Identify the lines that contain the word "grid" and copy each one.

# INFORMATION PROVIDED start

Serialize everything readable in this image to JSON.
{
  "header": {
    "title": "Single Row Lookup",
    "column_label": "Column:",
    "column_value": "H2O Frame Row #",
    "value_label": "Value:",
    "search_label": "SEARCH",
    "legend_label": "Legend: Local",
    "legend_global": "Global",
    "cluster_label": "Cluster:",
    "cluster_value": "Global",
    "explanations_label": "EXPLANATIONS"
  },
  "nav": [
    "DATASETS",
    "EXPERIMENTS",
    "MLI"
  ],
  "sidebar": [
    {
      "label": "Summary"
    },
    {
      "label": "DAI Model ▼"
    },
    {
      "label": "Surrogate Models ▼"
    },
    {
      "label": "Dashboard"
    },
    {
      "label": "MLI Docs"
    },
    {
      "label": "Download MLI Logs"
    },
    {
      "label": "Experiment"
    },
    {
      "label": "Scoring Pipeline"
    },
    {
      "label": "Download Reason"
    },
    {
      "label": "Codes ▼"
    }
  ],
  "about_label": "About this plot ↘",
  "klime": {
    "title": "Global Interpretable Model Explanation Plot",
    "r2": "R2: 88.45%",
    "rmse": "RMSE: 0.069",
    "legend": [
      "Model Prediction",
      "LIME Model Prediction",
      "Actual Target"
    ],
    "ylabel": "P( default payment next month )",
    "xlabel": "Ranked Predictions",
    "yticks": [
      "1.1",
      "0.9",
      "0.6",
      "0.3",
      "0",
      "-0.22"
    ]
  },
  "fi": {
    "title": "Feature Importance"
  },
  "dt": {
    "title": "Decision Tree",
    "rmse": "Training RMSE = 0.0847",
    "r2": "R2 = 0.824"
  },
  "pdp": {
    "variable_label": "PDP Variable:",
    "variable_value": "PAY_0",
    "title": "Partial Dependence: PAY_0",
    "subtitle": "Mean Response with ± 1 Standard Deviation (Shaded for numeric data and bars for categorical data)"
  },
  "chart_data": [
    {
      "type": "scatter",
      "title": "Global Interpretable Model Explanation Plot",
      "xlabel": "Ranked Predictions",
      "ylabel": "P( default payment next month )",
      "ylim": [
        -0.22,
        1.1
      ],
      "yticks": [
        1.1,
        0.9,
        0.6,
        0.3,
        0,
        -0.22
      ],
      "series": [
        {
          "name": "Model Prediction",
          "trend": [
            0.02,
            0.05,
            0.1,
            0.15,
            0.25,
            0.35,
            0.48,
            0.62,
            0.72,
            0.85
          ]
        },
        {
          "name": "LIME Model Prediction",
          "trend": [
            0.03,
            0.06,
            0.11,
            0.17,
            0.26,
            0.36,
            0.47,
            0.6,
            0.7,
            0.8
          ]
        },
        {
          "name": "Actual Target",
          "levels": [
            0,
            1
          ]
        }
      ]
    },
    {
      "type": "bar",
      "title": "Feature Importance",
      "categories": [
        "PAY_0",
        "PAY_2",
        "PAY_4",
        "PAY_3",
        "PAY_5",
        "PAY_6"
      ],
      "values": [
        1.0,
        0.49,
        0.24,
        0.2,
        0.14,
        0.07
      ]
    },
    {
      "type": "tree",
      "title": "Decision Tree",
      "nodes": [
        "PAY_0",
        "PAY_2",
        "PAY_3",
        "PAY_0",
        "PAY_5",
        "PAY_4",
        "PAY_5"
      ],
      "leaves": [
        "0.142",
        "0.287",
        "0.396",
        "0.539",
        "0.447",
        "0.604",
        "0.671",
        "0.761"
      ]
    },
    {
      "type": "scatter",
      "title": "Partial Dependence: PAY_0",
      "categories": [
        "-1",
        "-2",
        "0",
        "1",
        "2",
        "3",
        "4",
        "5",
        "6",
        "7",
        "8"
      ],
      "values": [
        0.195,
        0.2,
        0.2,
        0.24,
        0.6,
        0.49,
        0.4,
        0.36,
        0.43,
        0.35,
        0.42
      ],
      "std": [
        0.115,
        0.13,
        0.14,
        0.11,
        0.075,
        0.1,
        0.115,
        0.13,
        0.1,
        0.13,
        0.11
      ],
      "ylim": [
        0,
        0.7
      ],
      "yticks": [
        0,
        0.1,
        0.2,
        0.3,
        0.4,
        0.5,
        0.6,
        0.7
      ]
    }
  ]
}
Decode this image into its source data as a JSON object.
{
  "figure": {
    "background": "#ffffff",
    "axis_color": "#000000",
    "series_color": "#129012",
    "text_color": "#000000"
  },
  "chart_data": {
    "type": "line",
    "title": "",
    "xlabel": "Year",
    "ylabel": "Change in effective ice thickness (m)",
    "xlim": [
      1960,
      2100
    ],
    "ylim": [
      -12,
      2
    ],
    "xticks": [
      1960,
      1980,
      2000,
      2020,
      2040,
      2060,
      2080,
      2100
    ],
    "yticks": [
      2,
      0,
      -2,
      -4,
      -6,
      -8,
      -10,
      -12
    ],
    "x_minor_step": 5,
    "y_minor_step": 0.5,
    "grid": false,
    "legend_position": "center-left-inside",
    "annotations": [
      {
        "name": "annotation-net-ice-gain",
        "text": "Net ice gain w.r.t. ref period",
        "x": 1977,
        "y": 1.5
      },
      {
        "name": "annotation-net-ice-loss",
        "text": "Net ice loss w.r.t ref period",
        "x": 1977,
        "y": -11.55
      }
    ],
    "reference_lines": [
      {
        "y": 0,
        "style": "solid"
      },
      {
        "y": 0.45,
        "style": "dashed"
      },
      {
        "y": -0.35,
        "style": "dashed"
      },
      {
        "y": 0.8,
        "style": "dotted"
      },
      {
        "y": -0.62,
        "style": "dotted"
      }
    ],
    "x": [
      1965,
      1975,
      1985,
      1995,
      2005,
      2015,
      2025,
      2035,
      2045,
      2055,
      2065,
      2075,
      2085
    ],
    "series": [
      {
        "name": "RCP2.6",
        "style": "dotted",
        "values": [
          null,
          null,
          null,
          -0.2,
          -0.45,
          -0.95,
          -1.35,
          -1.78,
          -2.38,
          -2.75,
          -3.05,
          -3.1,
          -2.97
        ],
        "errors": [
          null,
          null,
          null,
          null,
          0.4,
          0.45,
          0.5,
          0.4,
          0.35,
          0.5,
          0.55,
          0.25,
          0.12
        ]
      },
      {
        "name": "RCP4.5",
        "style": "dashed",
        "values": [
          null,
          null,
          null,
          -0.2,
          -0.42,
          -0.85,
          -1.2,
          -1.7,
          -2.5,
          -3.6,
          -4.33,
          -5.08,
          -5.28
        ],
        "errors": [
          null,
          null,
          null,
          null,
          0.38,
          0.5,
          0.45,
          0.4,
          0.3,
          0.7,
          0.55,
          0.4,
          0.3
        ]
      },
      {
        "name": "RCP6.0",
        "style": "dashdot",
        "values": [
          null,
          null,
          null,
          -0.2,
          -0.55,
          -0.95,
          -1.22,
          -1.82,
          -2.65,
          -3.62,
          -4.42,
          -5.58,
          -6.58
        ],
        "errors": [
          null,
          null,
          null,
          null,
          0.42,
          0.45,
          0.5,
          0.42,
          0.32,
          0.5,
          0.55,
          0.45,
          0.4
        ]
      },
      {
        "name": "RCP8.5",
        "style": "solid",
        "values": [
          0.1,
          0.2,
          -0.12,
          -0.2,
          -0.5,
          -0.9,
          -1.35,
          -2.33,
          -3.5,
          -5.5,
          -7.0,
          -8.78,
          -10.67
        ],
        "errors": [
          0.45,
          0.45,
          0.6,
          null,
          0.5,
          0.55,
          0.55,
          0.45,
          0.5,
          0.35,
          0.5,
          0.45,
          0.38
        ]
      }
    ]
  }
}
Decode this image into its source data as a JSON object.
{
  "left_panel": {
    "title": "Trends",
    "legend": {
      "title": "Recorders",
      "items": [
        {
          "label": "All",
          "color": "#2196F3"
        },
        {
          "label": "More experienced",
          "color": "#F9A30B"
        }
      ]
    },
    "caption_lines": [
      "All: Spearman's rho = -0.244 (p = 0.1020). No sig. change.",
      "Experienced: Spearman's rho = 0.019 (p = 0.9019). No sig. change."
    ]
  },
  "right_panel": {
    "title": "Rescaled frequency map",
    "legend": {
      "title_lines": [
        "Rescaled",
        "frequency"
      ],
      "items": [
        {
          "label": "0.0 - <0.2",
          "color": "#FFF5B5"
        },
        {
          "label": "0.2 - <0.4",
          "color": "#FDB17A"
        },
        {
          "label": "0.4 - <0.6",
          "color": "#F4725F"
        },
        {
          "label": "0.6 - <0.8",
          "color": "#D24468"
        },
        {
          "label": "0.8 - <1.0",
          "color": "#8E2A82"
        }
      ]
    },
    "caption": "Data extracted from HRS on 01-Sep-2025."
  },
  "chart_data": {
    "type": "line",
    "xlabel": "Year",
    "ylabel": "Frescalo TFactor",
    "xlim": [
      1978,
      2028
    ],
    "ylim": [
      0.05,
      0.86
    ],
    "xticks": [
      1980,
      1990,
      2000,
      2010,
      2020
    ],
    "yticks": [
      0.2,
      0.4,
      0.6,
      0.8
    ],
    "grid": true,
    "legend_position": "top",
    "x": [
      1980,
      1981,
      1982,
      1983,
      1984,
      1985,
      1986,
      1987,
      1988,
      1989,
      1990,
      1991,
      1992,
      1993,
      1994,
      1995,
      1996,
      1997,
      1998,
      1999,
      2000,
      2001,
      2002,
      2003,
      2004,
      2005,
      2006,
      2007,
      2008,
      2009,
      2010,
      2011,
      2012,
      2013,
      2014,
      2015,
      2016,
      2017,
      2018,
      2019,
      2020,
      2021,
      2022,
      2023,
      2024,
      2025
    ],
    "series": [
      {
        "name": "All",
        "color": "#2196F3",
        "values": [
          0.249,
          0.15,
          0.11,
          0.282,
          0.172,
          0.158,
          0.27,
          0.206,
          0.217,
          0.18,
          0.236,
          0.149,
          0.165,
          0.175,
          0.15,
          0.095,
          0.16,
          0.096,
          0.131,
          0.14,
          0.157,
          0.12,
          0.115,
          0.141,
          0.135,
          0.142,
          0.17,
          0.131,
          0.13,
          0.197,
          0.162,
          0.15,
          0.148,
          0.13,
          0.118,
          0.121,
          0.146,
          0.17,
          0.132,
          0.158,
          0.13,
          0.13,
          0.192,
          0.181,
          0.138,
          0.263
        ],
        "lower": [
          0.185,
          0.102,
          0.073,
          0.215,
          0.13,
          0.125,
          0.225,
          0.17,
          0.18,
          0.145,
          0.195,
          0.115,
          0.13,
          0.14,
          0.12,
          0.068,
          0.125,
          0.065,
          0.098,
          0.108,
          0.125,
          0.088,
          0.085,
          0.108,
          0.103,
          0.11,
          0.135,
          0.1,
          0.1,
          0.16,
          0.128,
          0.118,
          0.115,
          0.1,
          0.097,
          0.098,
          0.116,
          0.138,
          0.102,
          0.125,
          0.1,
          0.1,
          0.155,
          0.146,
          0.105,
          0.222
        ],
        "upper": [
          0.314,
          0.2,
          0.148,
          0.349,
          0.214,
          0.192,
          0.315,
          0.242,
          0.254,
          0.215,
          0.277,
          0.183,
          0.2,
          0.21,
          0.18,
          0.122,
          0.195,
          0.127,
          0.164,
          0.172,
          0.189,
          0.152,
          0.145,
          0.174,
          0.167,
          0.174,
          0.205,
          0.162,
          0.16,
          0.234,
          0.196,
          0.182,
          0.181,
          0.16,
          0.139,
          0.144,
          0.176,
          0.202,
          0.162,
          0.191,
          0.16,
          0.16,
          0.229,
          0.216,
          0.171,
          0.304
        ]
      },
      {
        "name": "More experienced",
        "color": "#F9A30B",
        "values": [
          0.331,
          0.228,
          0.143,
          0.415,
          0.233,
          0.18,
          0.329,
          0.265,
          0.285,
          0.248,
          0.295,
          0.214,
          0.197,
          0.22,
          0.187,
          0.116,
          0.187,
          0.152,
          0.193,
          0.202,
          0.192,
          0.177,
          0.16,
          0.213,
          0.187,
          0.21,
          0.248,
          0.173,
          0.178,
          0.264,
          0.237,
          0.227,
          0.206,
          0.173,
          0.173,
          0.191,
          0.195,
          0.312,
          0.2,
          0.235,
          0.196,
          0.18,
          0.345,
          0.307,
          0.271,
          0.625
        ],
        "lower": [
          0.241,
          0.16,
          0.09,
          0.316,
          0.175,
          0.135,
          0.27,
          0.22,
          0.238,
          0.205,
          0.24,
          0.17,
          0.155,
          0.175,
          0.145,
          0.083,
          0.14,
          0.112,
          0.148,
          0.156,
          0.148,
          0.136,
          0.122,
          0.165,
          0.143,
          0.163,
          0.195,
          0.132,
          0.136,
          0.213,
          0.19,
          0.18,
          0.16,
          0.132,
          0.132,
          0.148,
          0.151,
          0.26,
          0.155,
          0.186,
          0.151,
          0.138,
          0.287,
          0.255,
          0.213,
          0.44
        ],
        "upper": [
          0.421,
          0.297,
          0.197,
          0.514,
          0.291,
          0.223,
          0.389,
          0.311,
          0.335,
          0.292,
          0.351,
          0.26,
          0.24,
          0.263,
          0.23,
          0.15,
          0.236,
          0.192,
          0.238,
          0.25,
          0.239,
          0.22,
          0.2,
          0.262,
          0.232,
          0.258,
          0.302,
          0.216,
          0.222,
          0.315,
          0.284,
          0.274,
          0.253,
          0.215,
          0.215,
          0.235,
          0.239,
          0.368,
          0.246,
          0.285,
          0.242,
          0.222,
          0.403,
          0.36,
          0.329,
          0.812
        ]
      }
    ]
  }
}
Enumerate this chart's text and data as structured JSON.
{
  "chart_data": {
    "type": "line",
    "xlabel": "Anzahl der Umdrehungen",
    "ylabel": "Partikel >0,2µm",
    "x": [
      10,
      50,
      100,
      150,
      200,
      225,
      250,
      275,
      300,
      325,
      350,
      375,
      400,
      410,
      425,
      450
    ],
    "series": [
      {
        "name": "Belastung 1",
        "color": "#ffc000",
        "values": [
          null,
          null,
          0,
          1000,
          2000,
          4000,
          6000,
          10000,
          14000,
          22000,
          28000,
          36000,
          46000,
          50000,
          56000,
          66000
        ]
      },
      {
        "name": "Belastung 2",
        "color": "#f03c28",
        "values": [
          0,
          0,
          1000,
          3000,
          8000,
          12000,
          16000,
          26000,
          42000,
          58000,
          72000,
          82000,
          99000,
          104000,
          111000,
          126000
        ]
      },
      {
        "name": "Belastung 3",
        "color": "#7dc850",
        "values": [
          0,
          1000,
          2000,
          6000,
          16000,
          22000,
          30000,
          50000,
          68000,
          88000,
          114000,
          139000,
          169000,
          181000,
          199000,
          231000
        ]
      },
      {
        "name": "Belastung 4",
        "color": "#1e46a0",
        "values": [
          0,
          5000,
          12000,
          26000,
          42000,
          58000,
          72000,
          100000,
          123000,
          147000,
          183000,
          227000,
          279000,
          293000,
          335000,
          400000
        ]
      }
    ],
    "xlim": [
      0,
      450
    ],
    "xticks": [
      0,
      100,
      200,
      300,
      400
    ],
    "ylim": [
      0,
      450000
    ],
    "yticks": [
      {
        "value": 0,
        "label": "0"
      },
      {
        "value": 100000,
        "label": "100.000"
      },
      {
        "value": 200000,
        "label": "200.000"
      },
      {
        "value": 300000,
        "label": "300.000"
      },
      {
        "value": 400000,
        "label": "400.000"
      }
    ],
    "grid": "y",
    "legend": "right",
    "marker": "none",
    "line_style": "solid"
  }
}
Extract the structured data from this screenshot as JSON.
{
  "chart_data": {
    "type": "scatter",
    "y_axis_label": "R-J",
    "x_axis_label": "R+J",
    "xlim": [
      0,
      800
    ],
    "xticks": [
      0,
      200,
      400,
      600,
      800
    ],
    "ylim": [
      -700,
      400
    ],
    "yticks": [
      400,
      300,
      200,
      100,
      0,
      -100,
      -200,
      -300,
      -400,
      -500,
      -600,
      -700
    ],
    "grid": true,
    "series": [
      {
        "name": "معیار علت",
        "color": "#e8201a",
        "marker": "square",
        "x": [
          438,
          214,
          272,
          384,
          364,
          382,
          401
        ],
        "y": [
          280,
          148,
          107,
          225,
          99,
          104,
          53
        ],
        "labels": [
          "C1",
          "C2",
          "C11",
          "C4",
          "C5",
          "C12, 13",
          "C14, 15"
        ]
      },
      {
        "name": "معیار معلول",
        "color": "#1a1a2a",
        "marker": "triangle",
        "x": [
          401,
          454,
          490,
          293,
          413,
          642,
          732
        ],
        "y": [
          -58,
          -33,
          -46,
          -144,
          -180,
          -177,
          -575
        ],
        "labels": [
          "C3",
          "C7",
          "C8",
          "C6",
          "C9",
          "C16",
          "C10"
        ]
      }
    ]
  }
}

# INFORMATION PROVIDED end

## ANSWER BELOW
    "grid": false,
    "grid": true,
    "grid": "y",
    "grid": true,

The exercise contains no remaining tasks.